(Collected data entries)

┌────────

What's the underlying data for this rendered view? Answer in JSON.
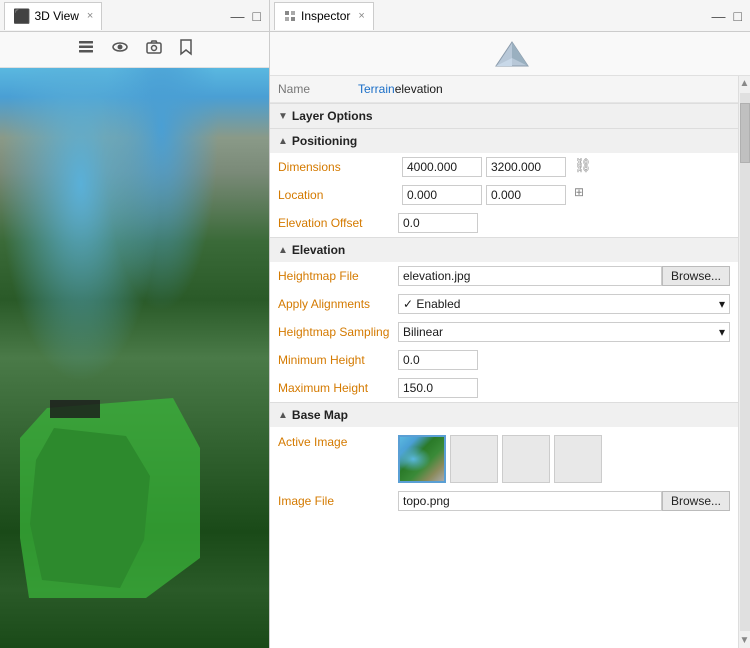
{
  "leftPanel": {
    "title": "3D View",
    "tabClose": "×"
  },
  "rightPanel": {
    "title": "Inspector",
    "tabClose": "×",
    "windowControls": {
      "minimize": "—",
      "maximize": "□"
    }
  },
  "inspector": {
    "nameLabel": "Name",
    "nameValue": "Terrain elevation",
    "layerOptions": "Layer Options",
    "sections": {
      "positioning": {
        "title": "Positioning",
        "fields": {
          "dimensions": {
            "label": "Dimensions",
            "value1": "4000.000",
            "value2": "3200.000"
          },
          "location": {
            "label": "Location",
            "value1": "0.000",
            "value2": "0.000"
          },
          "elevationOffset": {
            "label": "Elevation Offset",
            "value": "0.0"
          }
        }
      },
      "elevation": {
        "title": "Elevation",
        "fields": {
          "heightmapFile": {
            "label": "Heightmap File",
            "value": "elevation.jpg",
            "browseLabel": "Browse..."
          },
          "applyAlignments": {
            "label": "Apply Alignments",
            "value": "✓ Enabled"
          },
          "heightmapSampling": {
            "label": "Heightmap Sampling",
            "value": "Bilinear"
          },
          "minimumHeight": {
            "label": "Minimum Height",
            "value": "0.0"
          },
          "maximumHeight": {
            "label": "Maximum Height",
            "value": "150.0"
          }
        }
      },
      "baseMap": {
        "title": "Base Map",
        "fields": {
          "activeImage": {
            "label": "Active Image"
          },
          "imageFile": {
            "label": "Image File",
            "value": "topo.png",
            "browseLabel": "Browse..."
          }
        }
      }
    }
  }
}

└────────
┌────────

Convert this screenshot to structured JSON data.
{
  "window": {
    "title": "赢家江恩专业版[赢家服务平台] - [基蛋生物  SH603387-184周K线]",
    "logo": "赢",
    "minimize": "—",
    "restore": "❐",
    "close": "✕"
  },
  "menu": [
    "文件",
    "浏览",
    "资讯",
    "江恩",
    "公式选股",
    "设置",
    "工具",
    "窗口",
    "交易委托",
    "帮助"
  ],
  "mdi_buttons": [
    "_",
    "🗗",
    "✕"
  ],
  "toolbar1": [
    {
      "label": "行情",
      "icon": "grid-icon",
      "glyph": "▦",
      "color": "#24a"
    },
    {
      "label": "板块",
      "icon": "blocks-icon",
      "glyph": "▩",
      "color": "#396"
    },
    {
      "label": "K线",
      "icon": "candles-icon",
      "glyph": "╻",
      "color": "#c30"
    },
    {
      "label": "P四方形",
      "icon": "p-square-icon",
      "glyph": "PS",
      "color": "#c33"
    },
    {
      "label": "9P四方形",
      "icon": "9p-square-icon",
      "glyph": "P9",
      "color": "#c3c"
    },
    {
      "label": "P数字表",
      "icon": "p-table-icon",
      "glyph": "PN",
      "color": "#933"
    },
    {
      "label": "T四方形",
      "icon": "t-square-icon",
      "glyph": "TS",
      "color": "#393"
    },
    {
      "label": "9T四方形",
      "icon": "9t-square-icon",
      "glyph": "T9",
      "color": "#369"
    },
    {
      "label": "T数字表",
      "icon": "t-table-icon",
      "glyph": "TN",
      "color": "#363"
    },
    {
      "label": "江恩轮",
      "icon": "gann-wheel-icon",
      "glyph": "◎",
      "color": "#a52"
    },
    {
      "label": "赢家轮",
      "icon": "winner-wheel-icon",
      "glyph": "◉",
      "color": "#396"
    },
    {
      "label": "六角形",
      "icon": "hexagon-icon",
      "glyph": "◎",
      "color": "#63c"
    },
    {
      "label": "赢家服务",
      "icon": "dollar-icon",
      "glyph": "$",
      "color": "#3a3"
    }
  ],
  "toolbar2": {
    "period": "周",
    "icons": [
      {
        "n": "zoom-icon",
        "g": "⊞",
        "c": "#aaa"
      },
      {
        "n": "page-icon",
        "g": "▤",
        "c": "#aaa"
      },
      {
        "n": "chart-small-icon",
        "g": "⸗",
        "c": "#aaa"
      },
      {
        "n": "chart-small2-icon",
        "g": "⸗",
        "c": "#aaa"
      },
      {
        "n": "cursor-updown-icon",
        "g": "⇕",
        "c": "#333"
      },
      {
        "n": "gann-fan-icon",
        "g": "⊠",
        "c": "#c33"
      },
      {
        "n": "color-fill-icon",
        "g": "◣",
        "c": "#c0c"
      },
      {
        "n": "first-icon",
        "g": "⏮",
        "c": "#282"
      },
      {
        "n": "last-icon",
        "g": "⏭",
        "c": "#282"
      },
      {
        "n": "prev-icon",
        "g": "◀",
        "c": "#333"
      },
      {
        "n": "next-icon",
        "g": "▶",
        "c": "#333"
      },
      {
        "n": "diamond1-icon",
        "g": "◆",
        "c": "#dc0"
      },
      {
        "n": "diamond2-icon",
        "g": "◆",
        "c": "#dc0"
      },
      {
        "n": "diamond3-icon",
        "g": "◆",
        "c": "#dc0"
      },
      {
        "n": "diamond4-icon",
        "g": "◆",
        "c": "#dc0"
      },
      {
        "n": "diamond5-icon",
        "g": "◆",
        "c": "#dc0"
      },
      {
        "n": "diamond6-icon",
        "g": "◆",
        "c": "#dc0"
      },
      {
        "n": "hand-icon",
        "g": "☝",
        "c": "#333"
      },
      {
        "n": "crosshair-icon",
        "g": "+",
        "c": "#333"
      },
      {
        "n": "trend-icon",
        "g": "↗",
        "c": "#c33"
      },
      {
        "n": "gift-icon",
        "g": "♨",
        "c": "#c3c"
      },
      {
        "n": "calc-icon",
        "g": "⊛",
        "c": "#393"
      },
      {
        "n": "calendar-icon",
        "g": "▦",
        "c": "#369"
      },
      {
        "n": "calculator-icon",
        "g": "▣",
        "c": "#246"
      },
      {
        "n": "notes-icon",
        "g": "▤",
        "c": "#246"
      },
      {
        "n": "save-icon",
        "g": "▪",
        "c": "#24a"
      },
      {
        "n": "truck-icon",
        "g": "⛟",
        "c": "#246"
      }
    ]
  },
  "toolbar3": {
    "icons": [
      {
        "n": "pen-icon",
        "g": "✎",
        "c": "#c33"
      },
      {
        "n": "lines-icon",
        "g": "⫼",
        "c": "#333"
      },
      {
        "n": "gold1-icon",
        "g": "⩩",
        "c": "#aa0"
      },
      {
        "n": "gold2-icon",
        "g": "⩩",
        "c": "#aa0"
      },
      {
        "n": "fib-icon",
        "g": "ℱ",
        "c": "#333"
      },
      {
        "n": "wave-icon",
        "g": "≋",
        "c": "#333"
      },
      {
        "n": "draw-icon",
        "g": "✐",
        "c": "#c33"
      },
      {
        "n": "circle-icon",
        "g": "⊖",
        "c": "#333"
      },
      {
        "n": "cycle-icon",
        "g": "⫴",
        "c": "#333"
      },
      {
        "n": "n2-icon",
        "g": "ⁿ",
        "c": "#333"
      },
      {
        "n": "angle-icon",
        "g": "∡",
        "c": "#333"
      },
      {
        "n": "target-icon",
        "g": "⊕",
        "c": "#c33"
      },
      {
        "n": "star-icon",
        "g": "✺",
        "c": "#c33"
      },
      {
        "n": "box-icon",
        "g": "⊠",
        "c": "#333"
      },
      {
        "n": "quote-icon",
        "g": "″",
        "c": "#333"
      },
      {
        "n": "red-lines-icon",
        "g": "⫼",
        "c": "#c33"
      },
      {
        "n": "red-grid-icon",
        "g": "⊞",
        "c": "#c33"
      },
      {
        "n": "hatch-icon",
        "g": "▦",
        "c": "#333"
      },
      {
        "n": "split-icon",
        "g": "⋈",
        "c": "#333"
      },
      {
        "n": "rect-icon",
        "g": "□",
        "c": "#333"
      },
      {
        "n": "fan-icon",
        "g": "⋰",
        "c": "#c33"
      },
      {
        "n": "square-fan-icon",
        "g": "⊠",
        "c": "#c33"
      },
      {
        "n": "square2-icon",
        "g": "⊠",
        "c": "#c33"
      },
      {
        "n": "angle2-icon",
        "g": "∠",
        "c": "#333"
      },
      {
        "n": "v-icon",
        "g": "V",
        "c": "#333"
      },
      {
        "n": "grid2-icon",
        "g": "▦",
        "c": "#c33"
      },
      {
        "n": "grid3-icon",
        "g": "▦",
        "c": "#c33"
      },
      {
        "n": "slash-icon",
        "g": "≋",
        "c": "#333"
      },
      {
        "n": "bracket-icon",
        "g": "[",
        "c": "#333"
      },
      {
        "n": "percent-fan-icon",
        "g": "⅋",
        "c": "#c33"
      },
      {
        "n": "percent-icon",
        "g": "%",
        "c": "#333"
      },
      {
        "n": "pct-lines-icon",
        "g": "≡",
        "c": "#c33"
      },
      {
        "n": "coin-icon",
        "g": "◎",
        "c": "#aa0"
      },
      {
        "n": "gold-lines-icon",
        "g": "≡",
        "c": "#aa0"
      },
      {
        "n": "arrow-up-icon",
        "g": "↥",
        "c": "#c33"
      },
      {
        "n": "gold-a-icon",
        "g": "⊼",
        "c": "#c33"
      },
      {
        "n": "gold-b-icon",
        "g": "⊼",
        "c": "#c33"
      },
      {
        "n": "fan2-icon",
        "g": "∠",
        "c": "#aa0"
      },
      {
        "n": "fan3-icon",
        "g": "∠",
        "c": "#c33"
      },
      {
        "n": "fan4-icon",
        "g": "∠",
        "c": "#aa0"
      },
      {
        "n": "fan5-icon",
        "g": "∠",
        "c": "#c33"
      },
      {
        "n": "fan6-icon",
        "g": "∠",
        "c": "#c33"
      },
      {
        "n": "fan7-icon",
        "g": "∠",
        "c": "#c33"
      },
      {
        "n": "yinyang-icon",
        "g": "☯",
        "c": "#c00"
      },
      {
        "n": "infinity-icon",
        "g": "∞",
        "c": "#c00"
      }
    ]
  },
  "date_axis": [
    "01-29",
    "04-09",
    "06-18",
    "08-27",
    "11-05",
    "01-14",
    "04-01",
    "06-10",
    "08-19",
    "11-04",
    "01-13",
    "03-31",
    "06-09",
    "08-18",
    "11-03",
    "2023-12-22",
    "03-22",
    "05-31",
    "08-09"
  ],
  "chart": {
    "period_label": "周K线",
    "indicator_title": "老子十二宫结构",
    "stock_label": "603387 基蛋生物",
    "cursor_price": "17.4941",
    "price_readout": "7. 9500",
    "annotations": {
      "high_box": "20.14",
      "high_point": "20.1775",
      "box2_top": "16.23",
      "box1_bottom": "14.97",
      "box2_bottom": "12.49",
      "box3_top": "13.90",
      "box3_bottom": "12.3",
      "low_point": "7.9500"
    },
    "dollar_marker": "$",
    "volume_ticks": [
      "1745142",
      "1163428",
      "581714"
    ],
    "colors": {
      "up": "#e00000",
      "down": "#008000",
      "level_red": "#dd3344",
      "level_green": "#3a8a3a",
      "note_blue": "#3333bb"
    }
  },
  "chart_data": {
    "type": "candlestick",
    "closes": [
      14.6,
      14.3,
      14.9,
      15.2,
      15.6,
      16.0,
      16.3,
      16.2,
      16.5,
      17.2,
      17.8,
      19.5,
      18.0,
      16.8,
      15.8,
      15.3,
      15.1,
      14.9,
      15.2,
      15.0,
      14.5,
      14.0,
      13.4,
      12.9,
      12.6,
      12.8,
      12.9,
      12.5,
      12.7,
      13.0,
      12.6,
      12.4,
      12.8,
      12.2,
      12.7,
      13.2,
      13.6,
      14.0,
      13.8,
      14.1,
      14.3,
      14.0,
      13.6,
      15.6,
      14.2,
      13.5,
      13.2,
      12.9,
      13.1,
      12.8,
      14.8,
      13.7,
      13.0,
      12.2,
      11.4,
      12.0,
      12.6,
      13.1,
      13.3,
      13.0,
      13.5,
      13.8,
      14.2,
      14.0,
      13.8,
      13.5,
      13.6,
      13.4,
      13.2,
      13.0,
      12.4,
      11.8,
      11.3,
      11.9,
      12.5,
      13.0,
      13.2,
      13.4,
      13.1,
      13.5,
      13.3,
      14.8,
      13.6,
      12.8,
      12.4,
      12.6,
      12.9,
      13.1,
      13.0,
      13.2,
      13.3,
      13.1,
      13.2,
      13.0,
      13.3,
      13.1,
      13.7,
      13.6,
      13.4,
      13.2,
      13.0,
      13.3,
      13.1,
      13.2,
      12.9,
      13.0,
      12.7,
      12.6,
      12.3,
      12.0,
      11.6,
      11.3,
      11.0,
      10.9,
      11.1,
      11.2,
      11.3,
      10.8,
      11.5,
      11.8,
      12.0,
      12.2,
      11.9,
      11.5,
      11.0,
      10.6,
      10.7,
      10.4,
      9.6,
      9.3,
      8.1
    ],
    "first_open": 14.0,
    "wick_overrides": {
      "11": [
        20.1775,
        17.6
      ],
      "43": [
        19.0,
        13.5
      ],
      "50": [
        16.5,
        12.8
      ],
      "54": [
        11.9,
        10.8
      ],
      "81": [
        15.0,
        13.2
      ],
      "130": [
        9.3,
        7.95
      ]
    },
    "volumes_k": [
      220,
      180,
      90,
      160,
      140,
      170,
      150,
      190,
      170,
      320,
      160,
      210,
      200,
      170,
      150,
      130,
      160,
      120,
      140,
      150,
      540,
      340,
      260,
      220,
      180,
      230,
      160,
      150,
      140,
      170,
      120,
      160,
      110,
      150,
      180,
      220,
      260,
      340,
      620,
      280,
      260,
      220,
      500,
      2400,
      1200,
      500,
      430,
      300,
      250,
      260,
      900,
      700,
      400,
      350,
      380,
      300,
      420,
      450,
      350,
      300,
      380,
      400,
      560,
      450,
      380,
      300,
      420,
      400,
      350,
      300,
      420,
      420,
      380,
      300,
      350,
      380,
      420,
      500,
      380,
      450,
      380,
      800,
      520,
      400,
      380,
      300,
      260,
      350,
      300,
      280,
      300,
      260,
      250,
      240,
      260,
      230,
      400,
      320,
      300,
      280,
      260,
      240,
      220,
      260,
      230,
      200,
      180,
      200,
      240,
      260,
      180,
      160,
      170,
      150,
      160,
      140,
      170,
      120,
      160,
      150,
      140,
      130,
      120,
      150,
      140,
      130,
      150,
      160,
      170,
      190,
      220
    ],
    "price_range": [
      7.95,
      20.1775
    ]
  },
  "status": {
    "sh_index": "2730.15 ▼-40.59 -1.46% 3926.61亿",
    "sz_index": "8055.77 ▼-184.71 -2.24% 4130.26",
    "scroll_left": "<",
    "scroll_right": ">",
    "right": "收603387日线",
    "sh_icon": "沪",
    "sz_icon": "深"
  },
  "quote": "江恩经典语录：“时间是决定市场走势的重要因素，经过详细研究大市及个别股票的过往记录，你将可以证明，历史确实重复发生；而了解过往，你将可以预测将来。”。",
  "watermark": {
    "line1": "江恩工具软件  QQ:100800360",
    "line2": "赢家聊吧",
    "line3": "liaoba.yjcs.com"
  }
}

└────────

Scan the material above for the string "this" and return the lines that hold it.

*RIGHT ANSWER*
What's the underlying data for this rendered view? Answer in JSON.
Convert this screenshot to structured JSON data.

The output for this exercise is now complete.